>> Begin WORKING DATA

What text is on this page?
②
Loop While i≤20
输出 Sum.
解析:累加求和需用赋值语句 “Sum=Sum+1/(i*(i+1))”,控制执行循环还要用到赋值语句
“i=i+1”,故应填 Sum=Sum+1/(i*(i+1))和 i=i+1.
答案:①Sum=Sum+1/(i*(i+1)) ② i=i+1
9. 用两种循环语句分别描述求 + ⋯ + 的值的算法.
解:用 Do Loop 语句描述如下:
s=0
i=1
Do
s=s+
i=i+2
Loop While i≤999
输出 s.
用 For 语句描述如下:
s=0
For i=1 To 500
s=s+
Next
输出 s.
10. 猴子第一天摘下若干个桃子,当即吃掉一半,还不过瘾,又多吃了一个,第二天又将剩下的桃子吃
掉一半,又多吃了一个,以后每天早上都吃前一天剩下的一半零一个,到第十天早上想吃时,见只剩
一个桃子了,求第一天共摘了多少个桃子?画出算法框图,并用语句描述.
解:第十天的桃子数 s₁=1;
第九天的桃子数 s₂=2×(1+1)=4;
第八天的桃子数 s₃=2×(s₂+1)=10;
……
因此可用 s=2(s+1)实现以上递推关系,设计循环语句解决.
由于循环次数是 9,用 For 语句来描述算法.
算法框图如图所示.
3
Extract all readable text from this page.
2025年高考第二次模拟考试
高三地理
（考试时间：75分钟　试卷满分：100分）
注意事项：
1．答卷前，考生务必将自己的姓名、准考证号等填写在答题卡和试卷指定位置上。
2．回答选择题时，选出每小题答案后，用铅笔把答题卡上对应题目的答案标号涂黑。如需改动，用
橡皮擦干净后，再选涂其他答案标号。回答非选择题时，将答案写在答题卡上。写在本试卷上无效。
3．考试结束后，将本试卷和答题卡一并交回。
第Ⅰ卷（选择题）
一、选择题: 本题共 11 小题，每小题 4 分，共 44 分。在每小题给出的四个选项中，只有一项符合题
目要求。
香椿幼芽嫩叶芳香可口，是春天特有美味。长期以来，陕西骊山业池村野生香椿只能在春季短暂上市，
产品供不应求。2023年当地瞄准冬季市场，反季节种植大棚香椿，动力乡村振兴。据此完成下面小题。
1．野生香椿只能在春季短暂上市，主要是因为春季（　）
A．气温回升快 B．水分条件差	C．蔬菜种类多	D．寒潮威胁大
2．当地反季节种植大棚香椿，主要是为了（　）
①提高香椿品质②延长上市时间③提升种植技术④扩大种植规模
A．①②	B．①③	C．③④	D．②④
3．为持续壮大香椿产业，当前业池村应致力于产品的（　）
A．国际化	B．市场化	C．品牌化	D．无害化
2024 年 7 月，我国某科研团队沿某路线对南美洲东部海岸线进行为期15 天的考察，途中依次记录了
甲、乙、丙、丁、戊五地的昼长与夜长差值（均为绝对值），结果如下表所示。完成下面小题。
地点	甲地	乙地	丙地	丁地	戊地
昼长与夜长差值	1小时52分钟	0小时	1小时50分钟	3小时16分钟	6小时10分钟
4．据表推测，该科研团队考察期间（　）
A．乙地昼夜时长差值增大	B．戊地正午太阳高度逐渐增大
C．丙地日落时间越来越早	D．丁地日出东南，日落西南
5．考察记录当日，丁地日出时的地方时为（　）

>> End WORKING DATA

WHAT THIS TASK INVOLVES — Repeat every entry exactly as written above.

EXERCISE SOLUTION —
What text is on this page?
②
Loop While i≤20
输出 Sum.
解析:累加求和需用赋值语句 “Sum=Sum+1/(i*(i+1))”,控制执行循环还要用到赋值语句
“i=i+1”,故应填 Sum=Sum+1/(i*(i+1))和 i=i+1.
答案:①Sum=Sum+1/(i*(i+1)) ② i=i+1
9. 用两种循环语句分别描述求 + ⋯ + 的值的算法.
解:用 Do Loop 语句描述如下:
s=0
i=1
Do
s=s+
i=i+2
Loop While i≤999
输出 s.
用 For 语句描述如下:
s=0
For i=1 To 500
s=s+
Next
输出 s.
10. 猴子第一天摘下若干个桃子,当即吃掉一半,还不过瘾,又多吃了一个,第二天又将剩下的桃子吃
掉一半,又多吃了一个,以后每天早上都吃前一天剩下的一半零一个,到第十天早上想吃时,见只剩
一个桃子了,求第一天共摘了多少个桃子?画出算法框图,并用语句描述.
解:第十天的桃子数 s₁=1;
第九天的桃子数 s₂=2×(1+1)=4;
第八天的桃子数 s₃=2×(s₂+1)=10;
……
因此可用 s=2(s+1)实现以上递推关系,设计循环语句解决.
由于循环次数是 9,用 For 语句来描述算法.
算法框图如图所示.
3
Extract all readable text from this page.
2025年高考第二次模拟考试
高三地理
（考试时间：75分钟　试卷满分：100分）
注意事项：
1．答卷前，考生务必将自己的姓名、准考证号等填写在答题卡和试卷指定位置上。
2．回答选择题时，选出每小题答案后，用铅笔把答题卡上对应题目的答案标号涂黑。如需改动，用
橡皮擦干净后，再选涂其他答案标号。回答非选择题时，将答案写在答题卡上。写在本试卷上无效。
3．考试结束后，将本试卷和答题卡一并交回。
第Ⅰ卷（选择题）
一、选择题: 本题共 11 小题，每小题 4 分，共 44 分。在每小题给出的四个选项中，只有一项符合题
目要求。
香椿幼芽嫩叶芳香可口，是春天特有美味。长期以来，陕西骊山业池村野生香椿只能在春季短暂上市，
产品供不应求。2023年当地瞄准冬季市场，反季节种植大棚香椿，动力乡村振兴。据此完成下面小题。
1．野生香椿只能在春季短暂上市，主要是因为春季（　）
A．气温回升快 B．水分条件差	C．蔬菜种类多	D．寒潮威胁大
2．当地反季节种植大棚香椿，主要是为了（　）
①提高香椿品质②延长上市时间③提升种植技术④扩大种植规模
A．①②	B．①③	C．③④	D．②④
3．为持续壮大香椿产业，当前业池村应致力于产品的（　）
A．国际化	B．市场化	C．品牌化	D．无害化
2024 年 7 月，我国某科研团队沿某路线对南美洲东部海岸线进行为期15 天的考察，途中依次记录了
甲、乙、丙、丁、戊五地的昼长与夜长差值（均为绝对值），结果如下表所示。完成下面小题。
地点	甲地	乙地	丙地	丁地	戊地
昼长与夜长差值	1小时52分钟	0小时	1小时50分钟	3小时16分钟	6小时10分钟
4．据表推测，该科研团队考察期间（　）
A．乙地昼夜时长差值增大	B．戊地正午太阳高度逐渐增大
C．丙地日落时间越来越早	D．丁地日出东南，日落西南
5．考察记录当日，丁地日出时的地方时为（　）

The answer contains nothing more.